───── Available records

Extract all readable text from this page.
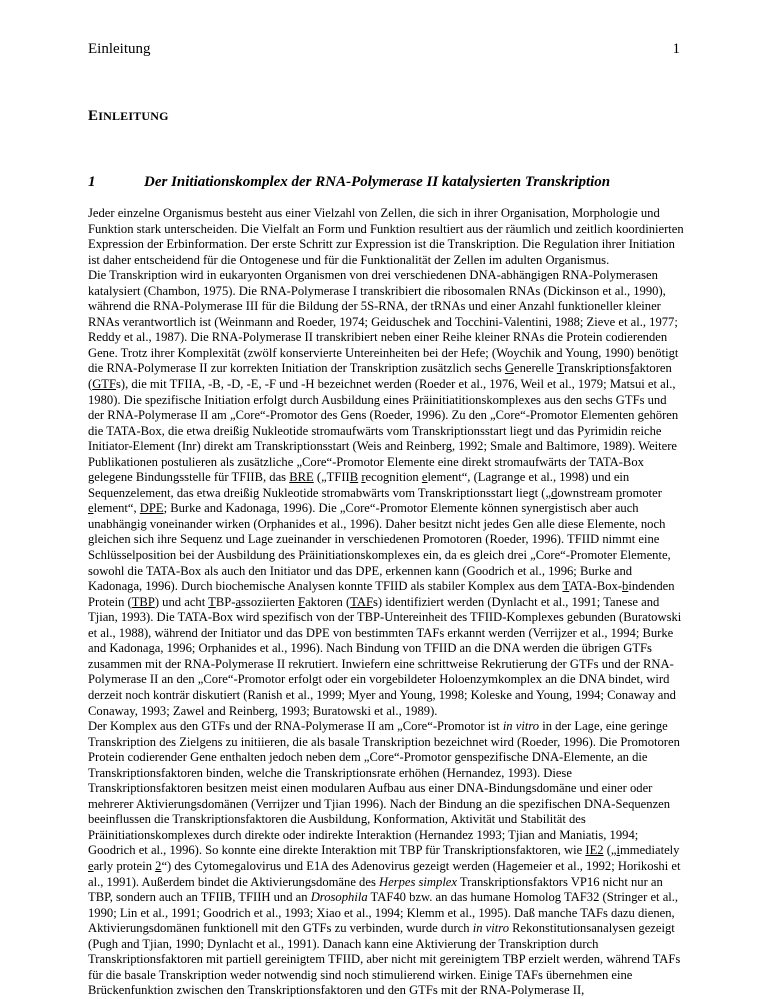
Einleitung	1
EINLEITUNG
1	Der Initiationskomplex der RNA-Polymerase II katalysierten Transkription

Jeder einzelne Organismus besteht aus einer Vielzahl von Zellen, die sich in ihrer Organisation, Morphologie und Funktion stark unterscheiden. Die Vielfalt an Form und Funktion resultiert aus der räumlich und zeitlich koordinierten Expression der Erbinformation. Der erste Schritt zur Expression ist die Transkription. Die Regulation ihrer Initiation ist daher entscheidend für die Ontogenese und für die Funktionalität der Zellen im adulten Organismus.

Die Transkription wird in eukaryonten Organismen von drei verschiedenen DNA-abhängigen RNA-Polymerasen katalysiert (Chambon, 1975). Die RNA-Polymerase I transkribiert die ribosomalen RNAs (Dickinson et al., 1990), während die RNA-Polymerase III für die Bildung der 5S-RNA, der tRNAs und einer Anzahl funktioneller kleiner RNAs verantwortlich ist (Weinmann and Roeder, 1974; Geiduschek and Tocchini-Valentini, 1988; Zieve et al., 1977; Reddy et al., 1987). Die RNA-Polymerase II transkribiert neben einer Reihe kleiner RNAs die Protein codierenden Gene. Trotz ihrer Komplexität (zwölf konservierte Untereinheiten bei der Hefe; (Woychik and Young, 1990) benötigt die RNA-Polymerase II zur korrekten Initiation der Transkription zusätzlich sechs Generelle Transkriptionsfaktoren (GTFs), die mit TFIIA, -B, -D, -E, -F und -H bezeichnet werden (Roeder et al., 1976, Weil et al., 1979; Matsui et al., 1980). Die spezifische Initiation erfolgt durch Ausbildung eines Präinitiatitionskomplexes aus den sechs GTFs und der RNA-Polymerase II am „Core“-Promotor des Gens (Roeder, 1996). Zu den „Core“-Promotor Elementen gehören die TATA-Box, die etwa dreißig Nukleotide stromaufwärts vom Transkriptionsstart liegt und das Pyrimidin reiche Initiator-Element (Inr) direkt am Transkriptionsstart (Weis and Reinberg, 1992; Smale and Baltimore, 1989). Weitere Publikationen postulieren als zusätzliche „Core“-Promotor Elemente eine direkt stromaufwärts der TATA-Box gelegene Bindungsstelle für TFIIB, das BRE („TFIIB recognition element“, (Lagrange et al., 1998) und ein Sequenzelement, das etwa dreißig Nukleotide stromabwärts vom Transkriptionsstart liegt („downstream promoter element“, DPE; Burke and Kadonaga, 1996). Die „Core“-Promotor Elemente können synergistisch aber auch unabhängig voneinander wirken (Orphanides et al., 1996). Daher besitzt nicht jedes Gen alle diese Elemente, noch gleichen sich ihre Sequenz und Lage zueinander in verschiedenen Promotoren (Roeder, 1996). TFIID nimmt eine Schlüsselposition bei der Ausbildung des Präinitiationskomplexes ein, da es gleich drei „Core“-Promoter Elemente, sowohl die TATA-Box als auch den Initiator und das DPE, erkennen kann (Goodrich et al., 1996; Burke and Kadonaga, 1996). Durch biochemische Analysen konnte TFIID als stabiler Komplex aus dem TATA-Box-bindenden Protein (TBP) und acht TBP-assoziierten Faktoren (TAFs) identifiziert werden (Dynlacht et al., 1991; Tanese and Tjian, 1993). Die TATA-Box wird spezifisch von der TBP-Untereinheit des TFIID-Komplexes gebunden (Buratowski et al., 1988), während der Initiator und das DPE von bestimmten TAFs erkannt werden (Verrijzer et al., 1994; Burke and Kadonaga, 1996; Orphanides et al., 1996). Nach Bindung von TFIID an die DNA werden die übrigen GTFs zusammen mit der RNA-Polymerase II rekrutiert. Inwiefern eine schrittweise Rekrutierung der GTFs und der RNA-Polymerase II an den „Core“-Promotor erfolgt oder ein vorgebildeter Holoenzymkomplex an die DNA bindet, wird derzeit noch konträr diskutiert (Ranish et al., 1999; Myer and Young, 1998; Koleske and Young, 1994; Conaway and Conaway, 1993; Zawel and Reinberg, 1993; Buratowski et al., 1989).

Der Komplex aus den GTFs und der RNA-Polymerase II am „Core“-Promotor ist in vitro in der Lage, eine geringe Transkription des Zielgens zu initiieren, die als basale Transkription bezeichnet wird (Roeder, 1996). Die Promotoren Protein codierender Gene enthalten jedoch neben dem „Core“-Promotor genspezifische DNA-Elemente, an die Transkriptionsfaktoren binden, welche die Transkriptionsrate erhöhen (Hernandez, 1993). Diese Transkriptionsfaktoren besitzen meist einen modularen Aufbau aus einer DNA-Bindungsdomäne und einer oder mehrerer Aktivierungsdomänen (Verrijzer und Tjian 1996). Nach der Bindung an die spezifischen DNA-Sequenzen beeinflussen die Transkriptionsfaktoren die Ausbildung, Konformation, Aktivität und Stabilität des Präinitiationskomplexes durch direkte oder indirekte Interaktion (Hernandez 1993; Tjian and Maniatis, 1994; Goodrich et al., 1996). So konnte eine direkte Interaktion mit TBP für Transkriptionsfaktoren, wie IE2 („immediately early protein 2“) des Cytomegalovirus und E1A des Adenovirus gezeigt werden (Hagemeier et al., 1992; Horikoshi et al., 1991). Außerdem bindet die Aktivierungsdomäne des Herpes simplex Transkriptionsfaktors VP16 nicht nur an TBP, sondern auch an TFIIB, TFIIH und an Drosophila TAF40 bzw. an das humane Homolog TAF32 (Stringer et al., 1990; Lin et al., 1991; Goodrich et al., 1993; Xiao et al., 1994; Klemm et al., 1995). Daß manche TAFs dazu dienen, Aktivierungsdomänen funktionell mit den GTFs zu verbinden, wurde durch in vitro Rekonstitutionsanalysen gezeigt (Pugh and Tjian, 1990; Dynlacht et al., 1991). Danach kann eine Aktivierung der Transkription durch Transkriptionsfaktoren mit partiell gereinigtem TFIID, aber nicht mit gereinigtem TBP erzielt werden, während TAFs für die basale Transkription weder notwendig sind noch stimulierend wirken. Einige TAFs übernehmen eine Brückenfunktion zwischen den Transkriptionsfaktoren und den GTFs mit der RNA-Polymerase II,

──────────
───── Available records

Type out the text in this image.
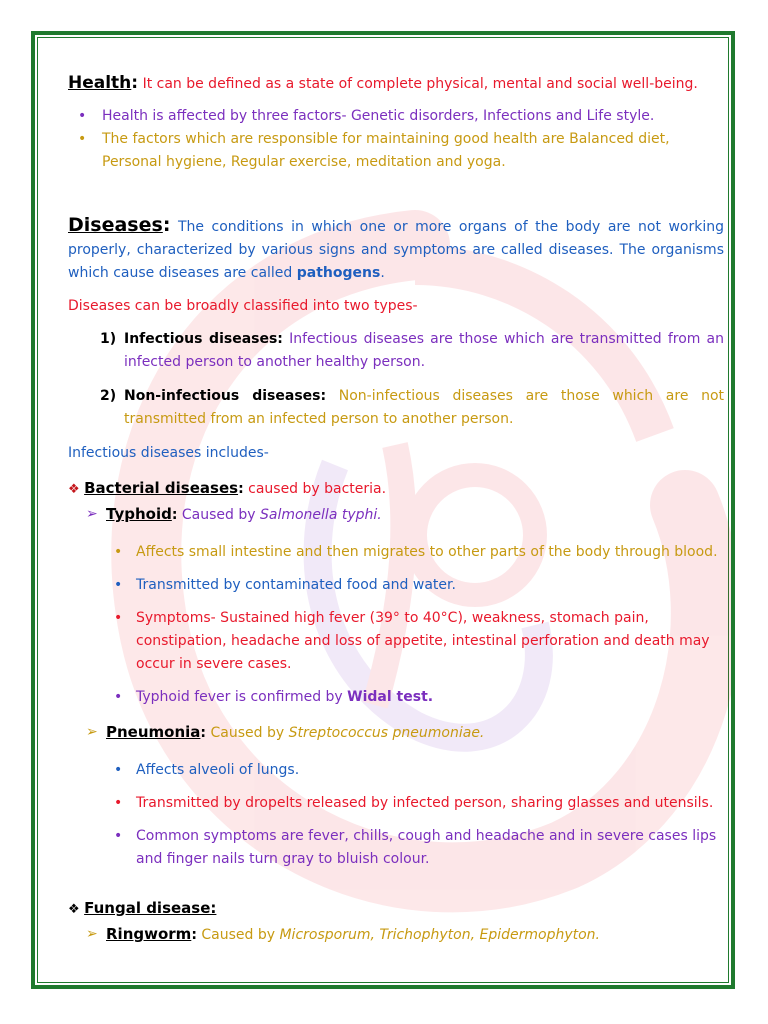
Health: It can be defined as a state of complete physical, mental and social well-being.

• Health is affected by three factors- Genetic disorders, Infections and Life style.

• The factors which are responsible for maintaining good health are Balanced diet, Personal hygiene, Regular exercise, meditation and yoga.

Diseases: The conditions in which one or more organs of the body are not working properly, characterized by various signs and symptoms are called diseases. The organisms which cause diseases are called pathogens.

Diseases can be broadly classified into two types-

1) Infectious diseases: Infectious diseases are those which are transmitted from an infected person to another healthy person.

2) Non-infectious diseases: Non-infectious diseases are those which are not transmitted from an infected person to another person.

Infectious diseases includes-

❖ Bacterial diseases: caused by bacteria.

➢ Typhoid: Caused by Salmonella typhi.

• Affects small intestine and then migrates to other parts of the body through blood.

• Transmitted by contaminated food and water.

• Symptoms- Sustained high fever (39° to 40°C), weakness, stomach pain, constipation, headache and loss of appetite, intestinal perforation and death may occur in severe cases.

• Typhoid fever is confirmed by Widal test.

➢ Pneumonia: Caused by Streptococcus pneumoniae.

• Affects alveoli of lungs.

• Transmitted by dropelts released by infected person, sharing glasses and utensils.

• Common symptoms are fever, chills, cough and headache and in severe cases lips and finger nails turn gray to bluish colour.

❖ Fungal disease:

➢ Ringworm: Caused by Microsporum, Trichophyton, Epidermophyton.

──────────
───── Available records

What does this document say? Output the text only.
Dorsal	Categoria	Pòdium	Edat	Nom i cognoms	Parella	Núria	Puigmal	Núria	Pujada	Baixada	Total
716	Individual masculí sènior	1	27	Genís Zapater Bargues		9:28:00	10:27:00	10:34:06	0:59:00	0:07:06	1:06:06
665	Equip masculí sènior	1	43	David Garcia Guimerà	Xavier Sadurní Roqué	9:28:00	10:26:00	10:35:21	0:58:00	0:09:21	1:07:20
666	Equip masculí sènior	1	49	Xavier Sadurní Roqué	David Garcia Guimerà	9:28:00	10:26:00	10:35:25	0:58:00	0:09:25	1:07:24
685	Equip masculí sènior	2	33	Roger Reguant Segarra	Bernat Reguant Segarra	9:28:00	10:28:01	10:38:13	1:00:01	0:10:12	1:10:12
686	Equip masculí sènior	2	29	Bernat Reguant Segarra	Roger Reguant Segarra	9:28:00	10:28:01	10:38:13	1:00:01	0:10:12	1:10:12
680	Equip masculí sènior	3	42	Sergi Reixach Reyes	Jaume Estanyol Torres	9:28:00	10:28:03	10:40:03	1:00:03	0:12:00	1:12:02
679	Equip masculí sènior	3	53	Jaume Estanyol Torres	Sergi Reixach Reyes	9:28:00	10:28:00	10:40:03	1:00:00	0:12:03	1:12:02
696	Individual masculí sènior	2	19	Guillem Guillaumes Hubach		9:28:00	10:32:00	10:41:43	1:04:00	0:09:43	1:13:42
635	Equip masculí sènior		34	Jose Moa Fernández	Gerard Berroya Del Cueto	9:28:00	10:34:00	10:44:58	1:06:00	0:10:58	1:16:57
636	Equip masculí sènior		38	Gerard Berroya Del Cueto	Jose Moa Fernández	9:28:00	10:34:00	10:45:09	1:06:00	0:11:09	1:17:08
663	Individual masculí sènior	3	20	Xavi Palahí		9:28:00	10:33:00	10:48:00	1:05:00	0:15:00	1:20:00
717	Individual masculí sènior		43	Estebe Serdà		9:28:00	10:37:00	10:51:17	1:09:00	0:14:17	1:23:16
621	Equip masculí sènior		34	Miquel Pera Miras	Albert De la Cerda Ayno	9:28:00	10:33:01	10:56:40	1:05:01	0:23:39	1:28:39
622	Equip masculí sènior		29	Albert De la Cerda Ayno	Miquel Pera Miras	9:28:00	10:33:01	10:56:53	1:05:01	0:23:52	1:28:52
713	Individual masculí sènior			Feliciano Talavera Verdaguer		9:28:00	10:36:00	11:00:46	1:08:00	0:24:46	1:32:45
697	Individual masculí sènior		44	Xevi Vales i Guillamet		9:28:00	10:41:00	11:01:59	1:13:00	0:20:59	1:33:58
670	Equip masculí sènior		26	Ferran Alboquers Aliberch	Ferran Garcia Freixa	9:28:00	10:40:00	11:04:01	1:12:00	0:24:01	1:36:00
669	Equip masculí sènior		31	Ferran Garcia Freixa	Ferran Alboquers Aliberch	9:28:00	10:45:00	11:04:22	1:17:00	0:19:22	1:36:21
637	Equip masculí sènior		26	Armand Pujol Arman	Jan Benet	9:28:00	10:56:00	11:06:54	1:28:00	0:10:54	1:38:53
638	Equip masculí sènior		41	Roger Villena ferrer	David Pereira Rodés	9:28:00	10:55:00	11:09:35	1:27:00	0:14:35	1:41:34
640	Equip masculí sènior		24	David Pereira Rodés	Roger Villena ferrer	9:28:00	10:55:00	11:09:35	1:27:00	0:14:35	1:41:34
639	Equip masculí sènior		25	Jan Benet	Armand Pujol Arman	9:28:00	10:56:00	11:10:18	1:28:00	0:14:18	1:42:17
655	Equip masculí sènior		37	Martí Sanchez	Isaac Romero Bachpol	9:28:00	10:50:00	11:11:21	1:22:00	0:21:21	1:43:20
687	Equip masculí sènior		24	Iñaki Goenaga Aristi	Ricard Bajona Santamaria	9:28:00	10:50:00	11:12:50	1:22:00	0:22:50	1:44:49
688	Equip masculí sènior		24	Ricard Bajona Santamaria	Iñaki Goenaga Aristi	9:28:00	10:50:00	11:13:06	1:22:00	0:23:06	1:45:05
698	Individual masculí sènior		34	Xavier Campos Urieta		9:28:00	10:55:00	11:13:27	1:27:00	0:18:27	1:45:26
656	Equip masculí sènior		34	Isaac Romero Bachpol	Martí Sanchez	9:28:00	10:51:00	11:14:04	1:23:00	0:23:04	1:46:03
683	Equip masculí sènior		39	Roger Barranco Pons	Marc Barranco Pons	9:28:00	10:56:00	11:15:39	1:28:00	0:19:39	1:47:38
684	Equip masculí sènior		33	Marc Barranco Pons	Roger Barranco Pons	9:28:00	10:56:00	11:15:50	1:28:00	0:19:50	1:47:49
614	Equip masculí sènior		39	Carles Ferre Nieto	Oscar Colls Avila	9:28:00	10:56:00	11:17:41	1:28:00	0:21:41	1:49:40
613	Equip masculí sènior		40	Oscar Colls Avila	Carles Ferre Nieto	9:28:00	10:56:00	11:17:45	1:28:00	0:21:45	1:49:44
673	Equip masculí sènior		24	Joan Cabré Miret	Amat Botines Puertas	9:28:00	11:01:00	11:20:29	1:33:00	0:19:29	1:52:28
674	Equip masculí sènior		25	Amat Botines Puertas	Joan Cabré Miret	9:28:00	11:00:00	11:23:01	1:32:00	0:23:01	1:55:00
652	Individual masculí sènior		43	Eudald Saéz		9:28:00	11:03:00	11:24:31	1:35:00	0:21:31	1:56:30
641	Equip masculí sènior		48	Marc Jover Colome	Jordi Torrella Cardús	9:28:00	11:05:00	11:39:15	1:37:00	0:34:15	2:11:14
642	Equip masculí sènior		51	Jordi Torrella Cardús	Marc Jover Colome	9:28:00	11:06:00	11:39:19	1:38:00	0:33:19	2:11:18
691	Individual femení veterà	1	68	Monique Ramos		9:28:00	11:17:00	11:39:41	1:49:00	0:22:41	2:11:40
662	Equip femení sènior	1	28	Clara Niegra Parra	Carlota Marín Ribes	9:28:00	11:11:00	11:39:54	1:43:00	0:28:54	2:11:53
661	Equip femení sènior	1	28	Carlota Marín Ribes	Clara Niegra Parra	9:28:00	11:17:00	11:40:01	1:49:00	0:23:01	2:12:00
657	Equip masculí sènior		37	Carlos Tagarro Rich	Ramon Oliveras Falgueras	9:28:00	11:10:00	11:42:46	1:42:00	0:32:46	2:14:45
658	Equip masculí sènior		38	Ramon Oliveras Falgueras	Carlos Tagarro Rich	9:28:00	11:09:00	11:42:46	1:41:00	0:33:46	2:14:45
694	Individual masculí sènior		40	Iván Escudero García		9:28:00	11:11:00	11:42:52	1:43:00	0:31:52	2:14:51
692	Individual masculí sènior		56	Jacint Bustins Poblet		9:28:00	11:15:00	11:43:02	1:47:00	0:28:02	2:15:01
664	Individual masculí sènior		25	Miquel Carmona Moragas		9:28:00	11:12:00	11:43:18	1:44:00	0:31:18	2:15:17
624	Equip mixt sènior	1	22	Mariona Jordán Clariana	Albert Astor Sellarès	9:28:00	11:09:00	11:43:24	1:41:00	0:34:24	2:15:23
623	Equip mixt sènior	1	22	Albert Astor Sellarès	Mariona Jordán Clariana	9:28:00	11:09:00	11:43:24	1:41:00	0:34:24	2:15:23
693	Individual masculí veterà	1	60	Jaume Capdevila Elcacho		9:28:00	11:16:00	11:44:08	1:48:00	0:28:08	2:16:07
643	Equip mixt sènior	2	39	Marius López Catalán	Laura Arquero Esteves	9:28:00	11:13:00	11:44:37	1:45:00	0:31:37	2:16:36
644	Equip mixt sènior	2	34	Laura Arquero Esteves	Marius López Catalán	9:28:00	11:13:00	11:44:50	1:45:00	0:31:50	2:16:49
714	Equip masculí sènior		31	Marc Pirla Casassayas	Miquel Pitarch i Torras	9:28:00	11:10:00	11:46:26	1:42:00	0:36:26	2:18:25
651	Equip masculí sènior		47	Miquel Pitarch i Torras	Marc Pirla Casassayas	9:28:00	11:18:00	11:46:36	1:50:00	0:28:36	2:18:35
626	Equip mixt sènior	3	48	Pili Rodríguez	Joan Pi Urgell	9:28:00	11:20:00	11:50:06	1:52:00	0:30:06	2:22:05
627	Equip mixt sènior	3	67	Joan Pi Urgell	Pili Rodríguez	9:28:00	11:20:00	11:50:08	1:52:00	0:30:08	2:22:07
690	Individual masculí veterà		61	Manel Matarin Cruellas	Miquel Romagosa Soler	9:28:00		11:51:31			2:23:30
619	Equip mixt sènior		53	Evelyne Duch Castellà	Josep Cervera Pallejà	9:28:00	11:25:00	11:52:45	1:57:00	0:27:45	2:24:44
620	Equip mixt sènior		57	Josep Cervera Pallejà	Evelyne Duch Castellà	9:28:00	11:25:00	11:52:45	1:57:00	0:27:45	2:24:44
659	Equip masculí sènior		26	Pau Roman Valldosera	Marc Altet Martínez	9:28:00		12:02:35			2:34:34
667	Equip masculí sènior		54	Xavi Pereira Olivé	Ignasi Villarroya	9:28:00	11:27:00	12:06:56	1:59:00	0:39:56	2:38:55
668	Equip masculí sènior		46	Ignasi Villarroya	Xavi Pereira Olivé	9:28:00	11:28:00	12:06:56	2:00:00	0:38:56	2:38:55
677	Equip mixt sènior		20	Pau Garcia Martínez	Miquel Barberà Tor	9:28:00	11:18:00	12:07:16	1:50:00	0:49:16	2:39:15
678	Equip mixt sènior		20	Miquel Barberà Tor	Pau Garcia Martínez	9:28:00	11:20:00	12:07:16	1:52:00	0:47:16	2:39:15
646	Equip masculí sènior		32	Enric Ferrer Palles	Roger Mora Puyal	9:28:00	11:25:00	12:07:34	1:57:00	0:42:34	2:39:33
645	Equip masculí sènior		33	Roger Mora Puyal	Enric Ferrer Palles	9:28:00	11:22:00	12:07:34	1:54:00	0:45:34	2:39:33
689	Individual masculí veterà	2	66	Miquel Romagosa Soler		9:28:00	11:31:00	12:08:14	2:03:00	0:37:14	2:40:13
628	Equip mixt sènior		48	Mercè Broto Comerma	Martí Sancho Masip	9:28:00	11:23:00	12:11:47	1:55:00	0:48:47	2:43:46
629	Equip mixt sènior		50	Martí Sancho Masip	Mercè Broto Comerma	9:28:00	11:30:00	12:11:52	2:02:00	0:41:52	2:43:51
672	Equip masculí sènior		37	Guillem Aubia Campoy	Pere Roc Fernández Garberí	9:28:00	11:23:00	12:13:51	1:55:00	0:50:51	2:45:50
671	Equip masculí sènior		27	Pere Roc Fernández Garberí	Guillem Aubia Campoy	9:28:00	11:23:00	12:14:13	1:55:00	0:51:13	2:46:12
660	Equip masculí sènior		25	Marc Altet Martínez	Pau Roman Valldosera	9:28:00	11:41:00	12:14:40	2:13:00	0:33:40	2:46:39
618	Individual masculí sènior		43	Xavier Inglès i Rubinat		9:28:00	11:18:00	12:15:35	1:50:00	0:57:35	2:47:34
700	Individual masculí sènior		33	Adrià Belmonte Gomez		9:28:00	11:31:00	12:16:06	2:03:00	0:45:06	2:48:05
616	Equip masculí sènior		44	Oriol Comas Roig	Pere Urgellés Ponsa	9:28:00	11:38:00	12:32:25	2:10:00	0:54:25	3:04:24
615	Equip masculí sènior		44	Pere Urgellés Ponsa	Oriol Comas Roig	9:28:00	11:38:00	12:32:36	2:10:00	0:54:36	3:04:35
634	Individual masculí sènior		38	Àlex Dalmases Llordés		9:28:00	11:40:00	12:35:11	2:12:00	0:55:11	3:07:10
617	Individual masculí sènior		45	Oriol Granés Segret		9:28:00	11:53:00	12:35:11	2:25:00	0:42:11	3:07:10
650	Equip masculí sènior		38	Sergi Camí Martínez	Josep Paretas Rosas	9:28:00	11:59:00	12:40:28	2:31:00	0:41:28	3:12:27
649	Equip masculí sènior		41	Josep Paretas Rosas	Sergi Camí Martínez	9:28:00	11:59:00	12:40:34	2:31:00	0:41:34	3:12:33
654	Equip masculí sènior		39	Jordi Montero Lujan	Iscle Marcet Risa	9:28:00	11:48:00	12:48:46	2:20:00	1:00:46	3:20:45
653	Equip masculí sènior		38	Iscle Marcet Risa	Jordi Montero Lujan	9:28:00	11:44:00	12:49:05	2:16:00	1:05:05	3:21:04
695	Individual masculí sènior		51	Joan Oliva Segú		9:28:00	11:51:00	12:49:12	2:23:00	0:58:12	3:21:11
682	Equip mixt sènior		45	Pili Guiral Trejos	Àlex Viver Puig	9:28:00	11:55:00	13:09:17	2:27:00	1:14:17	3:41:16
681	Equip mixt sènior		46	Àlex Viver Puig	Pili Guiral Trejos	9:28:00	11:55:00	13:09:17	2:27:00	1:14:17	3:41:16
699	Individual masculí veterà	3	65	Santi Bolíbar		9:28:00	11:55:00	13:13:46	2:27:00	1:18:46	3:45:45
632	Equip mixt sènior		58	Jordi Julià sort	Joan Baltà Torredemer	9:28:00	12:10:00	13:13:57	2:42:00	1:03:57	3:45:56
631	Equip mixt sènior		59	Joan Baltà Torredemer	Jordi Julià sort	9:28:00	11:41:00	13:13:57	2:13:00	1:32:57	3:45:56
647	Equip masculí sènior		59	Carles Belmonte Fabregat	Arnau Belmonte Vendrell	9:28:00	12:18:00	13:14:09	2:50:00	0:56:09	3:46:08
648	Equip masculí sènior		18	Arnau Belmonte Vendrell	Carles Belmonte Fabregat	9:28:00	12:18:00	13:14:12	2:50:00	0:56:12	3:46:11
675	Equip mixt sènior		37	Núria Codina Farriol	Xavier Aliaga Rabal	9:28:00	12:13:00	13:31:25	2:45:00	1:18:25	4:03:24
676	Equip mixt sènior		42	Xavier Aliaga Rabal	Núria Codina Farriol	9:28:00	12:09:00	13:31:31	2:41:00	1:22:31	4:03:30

──────────

Action item: Wherever the string "Alboquers" appears in a line of the records, copy that line.

Final answer:
670	Equip masculí sènior		26	Ferran Alboquers Aliberch	Ferran Garcia Freixa	9:28:00	10:40:00	11:04:01	1:12:00	0:24:01	1:36:00
669	Equip masculí sènior		31	Ferran Garcia Freixa	Ferran Alboquers Aliberch	9:28:00	10:45:00	11:04:22	1:17:00	0:19:22	1:36:21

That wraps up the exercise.